• What to work on: Extract the lines word for word, beginning with the first line of the records and stopping after the line that contains "- favorite-button[interactable]: Preferito: [223, 352, 284, 366]".

[Records from a data source]
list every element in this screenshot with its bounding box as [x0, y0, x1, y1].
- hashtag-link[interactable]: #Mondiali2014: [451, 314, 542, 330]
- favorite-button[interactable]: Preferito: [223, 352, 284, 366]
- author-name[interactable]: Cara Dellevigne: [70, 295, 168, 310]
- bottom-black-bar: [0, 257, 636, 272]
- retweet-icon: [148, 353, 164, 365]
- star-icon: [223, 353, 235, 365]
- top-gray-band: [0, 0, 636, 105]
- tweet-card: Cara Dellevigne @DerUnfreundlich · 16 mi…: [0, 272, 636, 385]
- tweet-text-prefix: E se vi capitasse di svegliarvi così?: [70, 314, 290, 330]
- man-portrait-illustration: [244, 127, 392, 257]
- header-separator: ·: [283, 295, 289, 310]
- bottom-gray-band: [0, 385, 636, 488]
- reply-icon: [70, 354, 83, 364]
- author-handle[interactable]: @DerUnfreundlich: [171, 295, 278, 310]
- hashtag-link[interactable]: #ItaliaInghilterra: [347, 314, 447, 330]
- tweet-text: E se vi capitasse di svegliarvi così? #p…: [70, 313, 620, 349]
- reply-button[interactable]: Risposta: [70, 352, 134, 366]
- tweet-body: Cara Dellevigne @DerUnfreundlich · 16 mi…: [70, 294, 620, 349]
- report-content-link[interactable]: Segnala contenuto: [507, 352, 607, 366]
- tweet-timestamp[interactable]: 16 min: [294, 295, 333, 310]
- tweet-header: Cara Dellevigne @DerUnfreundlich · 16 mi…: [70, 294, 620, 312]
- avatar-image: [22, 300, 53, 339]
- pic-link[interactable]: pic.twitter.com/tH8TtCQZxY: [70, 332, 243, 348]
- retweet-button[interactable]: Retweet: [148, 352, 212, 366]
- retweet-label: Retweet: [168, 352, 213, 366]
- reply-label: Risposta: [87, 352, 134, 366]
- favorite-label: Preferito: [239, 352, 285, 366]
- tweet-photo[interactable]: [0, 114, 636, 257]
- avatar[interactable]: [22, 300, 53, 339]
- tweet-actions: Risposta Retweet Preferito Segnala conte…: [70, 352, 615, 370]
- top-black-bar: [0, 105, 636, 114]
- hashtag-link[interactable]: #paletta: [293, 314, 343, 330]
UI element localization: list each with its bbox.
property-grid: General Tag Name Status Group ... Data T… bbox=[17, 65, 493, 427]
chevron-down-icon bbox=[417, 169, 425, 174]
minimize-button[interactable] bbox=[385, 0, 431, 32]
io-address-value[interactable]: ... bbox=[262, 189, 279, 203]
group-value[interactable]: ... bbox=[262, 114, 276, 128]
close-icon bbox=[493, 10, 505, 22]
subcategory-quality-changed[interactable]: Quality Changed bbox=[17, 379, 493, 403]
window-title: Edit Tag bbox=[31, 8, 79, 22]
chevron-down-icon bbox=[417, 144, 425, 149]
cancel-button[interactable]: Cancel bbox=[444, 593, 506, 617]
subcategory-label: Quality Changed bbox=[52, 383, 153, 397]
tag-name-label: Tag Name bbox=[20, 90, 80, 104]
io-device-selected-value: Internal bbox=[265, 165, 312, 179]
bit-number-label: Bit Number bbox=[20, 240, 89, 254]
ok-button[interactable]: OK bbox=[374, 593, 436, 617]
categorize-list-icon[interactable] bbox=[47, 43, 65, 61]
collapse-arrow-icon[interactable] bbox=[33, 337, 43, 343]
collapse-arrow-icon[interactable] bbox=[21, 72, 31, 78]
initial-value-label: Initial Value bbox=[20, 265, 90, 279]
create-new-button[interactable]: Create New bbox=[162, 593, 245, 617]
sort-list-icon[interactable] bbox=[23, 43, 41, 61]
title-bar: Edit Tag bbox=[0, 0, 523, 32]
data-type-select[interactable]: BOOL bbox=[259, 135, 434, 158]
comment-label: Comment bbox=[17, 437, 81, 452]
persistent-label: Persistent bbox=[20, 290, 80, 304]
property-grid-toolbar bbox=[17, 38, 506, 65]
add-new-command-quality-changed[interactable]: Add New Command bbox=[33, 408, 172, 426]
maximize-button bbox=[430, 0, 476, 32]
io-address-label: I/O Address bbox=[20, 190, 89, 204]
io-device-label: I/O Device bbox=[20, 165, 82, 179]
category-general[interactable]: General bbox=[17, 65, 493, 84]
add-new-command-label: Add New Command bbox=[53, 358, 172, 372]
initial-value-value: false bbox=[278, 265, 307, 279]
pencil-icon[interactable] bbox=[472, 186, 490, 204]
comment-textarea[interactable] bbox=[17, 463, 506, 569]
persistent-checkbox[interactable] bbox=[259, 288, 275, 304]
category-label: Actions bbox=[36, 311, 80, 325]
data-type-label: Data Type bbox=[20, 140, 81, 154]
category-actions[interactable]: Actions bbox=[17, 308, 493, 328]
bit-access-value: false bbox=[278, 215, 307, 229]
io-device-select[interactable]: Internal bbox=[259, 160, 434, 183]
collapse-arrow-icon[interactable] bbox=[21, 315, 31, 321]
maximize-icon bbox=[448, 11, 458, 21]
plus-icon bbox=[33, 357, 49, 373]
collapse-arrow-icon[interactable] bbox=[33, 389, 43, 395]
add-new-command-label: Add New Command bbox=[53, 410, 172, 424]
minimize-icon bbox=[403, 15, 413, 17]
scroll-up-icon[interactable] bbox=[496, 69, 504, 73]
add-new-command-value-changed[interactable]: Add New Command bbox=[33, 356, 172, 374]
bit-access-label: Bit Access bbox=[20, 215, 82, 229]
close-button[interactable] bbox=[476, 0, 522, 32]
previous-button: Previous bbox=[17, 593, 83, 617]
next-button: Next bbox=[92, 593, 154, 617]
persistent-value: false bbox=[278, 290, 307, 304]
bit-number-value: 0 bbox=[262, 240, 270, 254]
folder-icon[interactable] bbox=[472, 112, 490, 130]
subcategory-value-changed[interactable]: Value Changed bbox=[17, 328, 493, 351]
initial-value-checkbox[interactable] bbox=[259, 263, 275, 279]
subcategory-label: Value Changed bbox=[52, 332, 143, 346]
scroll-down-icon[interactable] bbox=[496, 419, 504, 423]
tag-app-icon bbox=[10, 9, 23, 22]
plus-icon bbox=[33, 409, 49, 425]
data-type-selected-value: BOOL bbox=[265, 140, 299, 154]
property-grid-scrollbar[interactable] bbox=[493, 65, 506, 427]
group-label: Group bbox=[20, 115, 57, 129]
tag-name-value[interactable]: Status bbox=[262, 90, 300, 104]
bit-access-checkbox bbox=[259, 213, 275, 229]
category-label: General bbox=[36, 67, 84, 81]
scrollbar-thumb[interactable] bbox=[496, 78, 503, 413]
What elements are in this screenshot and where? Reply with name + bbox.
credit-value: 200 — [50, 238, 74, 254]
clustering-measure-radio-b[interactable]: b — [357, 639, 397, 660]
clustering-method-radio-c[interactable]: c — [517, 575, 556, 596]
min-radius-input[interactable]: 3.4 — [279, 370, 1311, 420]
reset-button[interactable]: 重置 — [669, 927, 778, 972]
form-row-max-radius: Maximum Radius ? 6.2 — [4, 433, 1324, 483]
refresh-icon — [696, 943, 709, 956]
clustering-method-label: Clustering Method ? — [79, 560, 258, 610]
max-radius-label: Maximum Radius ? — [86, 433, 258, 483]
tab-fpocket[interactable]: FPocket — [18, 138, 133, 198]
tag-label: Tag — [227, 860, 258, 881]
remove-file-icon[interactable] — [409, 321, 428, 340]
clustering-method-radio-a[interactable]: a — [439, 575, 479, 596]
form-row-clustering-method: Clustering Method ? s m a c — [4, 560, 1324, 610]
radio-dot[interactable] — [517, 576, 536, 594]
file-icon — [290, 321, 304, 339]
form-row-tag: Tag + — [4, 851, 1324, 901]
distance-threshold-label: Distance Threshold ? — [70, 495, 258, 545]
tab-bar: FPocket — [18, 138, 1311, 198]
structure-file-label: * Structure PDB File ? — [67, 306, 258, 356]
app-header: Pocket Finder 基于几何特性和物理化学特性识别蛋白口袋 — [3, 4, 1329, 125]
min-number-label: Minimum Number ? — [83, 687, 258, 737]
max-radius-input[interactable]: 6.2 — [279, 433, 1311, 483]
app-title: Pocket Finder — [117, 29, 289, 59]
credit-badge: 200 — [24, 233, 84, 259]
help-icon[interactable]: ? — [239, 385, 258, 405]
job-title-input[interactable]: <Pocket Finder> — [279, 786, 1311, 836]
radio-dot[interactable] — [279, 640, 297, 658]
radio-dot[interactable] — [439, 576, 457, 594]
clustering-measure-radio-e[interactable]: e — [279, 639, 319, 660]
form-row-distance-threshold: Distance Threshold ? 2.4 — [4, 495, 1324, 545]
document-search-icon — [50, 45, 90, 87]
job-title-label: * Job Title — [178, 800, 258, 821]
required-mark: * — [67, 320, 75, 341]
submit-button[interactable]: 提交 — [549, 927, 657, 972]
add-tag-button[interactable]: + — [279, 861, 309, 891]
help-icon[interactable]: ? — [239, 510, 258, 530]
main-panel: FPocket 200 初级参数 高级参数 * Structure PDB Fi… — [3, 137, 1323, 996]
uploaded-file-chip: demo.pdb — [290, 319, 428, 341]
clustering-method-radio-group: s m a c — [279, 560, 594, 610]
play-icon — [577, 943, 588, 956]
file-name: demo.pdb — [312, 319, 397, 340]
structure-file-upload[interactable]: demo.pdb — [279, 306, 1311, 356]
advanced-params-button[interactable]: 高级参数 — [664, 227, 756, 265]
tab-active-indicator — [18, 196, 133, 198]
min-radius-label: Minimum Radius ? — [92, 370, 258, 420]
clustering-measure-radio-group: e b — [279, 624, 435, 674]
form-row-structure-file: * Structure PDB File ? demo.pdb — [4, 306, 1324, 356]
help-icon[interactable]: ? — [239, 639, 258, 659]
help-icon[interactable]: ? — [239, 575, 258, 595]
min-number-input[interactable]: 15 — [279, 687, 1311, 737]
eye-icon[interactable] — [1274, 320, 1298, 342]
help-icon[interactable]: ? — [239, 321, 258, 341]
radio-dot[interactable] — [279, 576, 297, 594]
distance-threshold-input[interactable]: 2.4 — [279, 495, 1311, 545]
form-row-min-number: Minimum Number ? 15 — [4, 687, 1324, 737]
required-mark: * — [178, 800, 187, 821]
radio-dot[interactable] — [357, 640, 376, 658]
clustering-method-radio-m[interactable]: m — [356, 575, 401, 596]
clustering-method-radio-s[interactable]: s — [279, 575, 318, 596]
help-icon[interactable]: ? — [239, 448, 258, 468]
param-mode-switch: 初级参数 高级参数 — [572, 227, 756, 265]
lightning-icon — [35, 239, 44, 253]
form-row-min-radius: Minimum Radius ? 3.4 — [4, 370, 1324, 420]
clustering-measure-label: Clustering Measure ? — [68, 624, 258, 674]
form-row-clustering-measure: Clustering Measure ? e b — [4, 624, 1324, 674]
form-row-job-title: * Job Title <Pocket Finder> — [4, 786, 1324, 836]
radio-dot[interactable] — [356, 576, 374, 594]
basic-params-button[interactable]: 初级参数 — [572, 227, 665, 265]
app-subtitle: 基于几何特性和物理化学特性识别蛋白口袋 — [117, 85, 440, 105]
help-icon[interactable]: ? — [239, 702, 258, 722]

• Full solution:
list every element in this screenshot with its bounding box as [x0, y0, x1, y1].
- hashtag-link[interactable]: #Mondiali2014: [451, 314, 542, 330]
- favorite-button[interactable]: Preferito: [223, 352, 284, 366]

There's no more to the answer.